Recorded data:
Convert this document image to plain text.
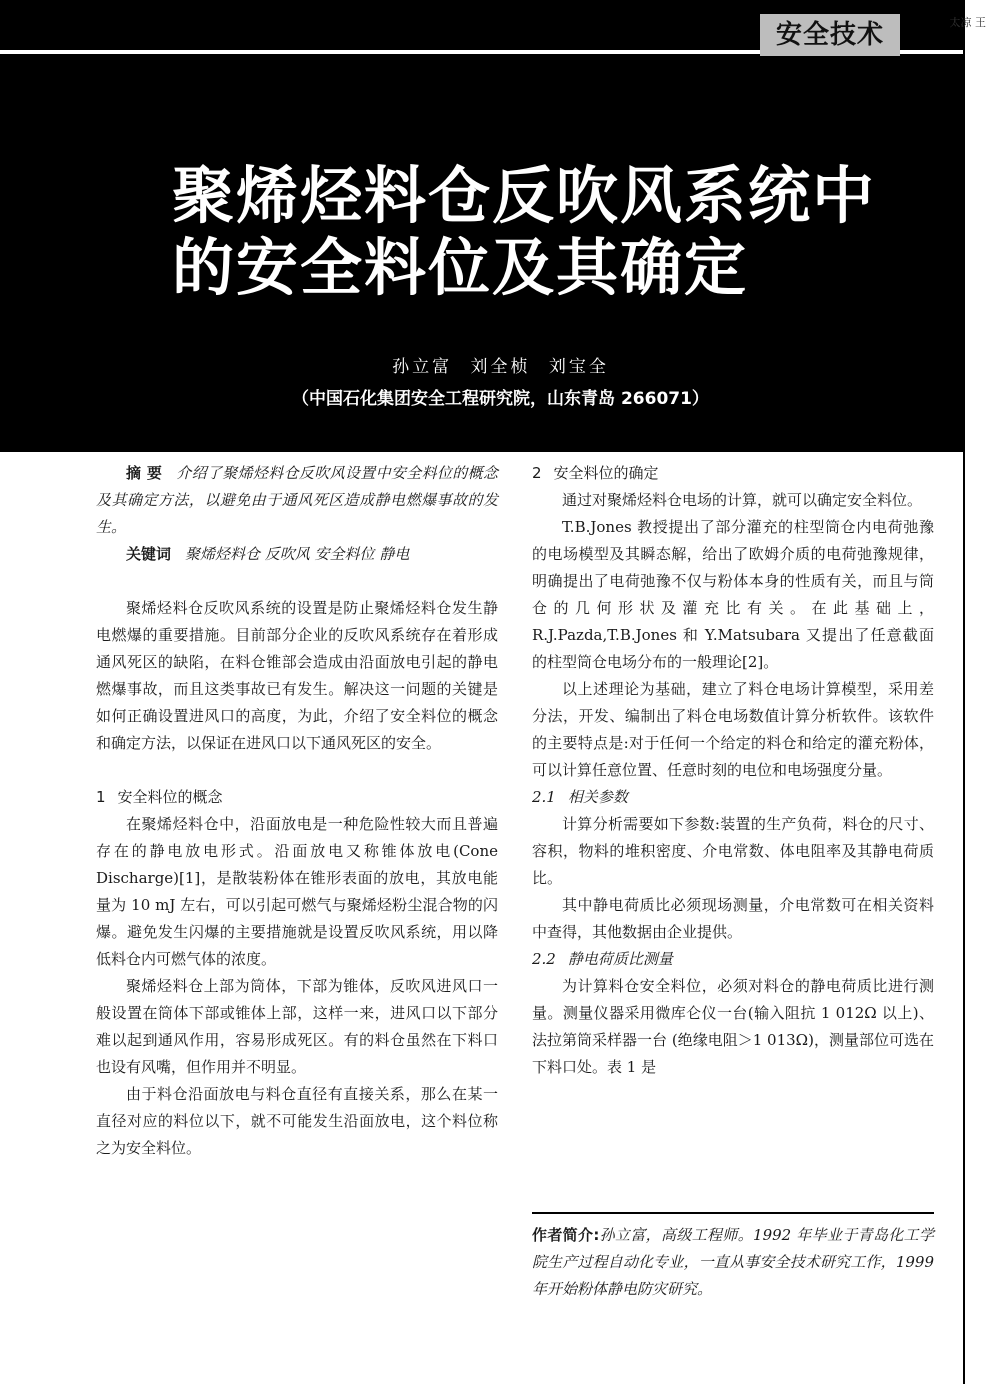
安全技术	太凉 王
聚烯烃料仓反吹风系统中
的安全料位及其确定
孙立富 刘全桢 刘宝全
（中国石化集团安全工程研究院，山东青岛 266071）

摘 要 介绍了聚烯烃料仓反吹风设置中安全料位的概念及其确定方法，以避免由于通风死区造成静电燃爆事故的发生。

关键词 聚烯烃料仓 反吹风 安全料位 静电

聚烯烃料仓反吹风系统的设置是防止聚烯烃料仓发生静电燃爆的重要措施。目前部分企业的反吹风系统存在着形成通风死区的缺陷，在料仓锥部会造成由沿面放电引起的静电燃爆事故，而且这类事故已有发生。解决这一问题的关键是如何正确设置进风口的高度，为此，介绍了安全料位的概念和确定方法，以保证在进风口以下通风死区的安全。

1 安全料位的概念

在聚烯烃料仓中，沿面放电是一种危险性较大而且普遍存在的静电放电形式。沿面放电又称锥体放电(Cone Discharge)[1]，是散装粉体在锥形表面的放电，其放电能量为 10 mJ 左右，可以引起可燃气与聚烯烃粉尘混合物的闪爆。避免发生闪爆的主要措施就是设置反吹风系统，用以降低料仓内可燃气体的浓度。

聚烯烃料仓上部为筒体，下部为锥体，反吹风进风口一般设置在筒体下部或锥体上部，这样一来，进风口以下部分难以起到通风作用，容易形成死区。有的料仓虽然在下料口也设有风嘴，但作用并不明显。

由于料仓沿面放电与料仓直径有直接关系，那么在某一直径对应的料位以下，就不可能发生沿面放电，这个料位称之为安全料位。

2 安全料位的确定

通过对聚烯烃料仓电场的计算，就可以确定安全料位。

T.B.Jones 教授提出了部分灌充的柱型筒仓内电荷弛豫的电场模型及其瞬态解，给出了欧姆介质的电荷弛豫规律，明确提出了电荷弛豫不仅与粉体本身的性质有关，而且与筒仓的几何形状及灌充比有关。在此基础上，R.J.Pazda,T.B.Jones 和 Y.Matsubara 又提出了任意截面的柱型筒仓电场分布的一般理论[2]。

以上述理论为基础，建立了料仓电场计算模型，采用差分法，开发、编制出了料仓电场数值计算分析软件。该软件的主要特点是:对于任何一个给定的料仓和给定的灌充粉体，可以计算任意位置、任意时刻的电位和电场强度分量。

2.1 相关参数

计算分析需要如下参数:装置的生产负荷，料仓的尺寸、容积，物料的堆积密度、介电常数、体电阻率及其静电荷质比。

其中静电荷质比必须现场测量，介电常数可在相关资料中查得，其他数据由企业提供。

2.2 静电荷质比测量

为计算料仓安全料位，必须对料仓的静电荷质比进行测量。测量仪器采用微库仑仪一台(输入阻抗 1 012Ω 以上)、法拉第筒采样器一台 (绝缘电阻＞1 013Ω)，测量部位可选在下料口处。表 1 是

作者简介:孙立富，高级工程师。1992 年毕业于青岛化工学院生产过程自动化专业，一直从事安全技术研究工作，1999 年开始粉体静电防灾研究。
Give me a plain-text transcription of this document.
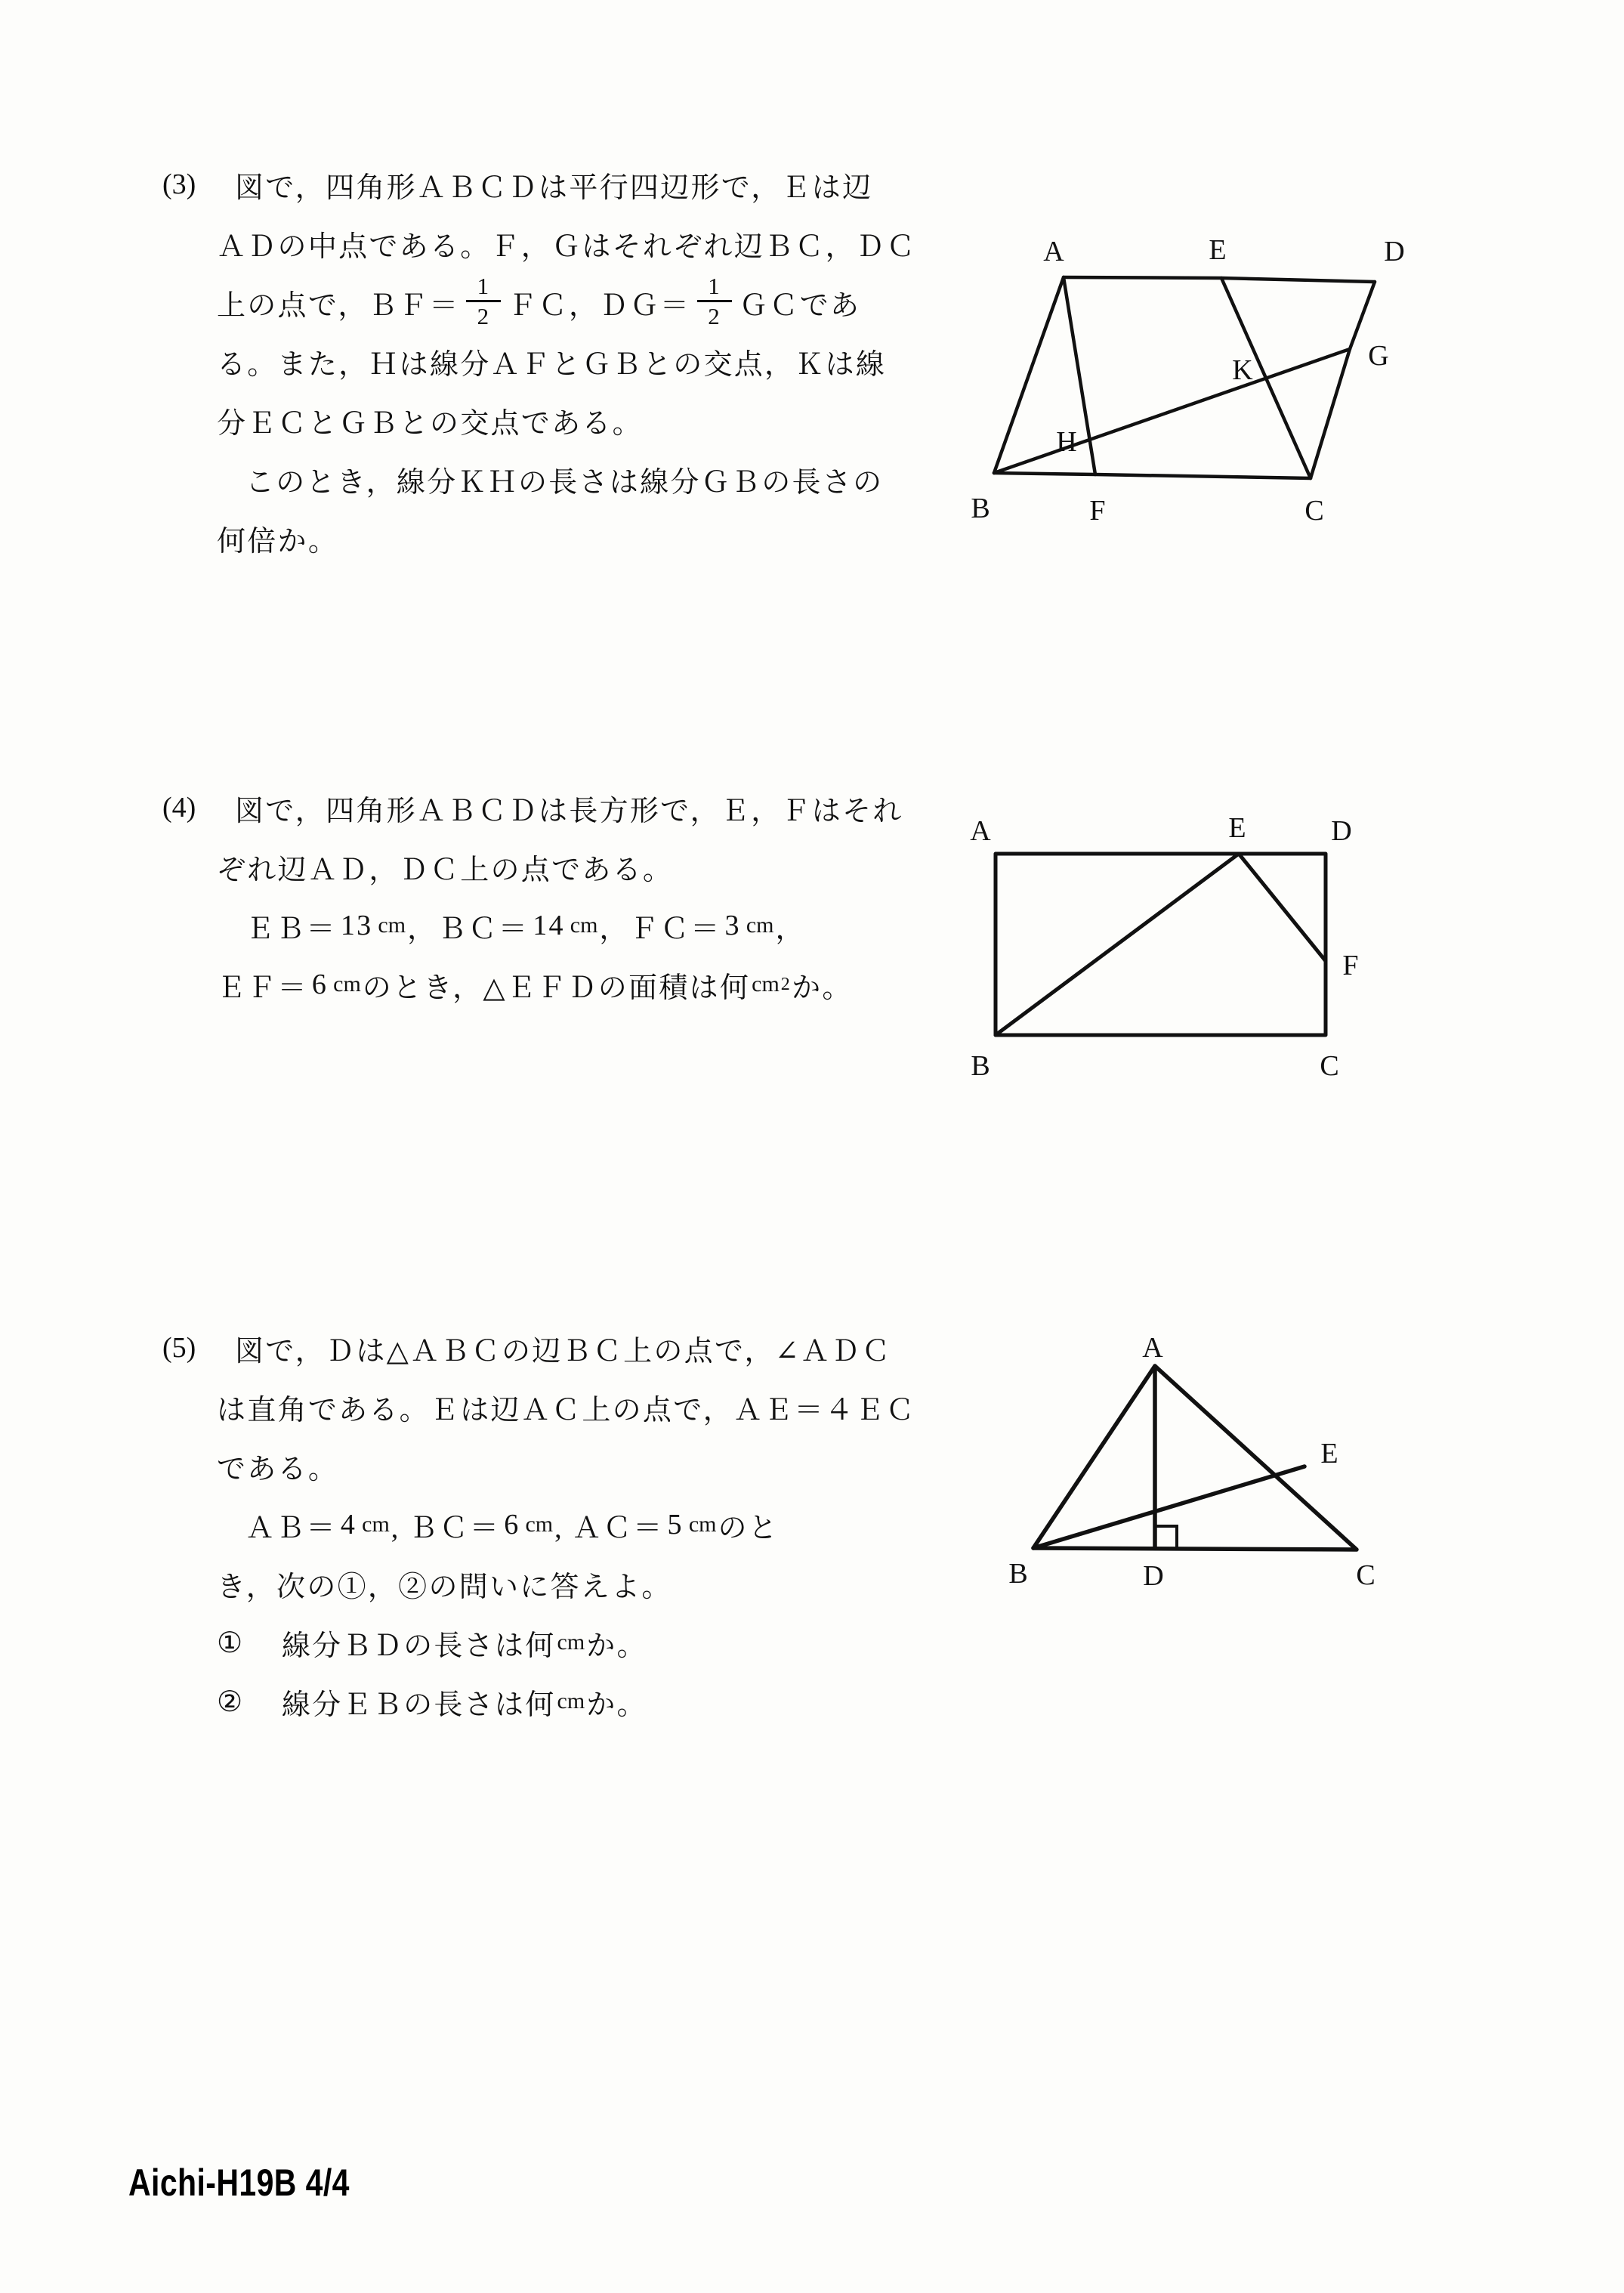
(3)	図で，四角形ＡＢＣＤは平行四辺形で，Ｅは辺
ＡＤの中点である。Ｆ，Ｇはそれぞれ辺ＢＣ，ＤＣ
上の点で，ＢＦ＝ $\frac{1}{2}$ ＦＣ，ＤＧ＝ $\frac{1}{2}$ ＧＣであ
る。また，Ｈは線分ＡＦとＧＢとの交点，Ｋは線
分ＥＣとＧＢとの交点である。
このとき，線分ＫＨの長さは線分ＧＢの長さの
何倍か。
A
B	C
D
E
F
G
H
K
(4)	図で，四角形ＡＢＣＤは長方形で，Ｅ，Ｆはそれ
ぞれ辺ＡＤ，ＤＣ上の点である。
ＥＢ＝ 13 cm ，ＢＣ＝ 14 cm ，ＦＣ＝ 3 cm ，
ＥＦ＝ 6 cm のとき，△ＥＦＤの面積は何 cm 2 か。
A
B	C
D
E
F
(5)	図で，Ｄは△ＡＢＣの辺ＢＣ上の点で，∠ＡＤＣ
は直角である。Ｅは辺ＡＣ上の点で，ＡＥ＝４ＥＣ
である。
ＡＢ＝ 4 cm , ＢＣ＝ 6 cm , ＡＣ＝ 5 cm のと
き，次の①，②の問いに答えよ。
①	線分ＢＤの長さは何 cm か。
②	線分ＥＢの長さは何 cm か。
A
B	C
D
E
Aichi-H19B 4/4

▶ Stated goal
Search the data for "text" and list every line in which it occurs.

▶ Solved exercise
Convert this document image to plain text.
Give me a plain-text transcription of this document.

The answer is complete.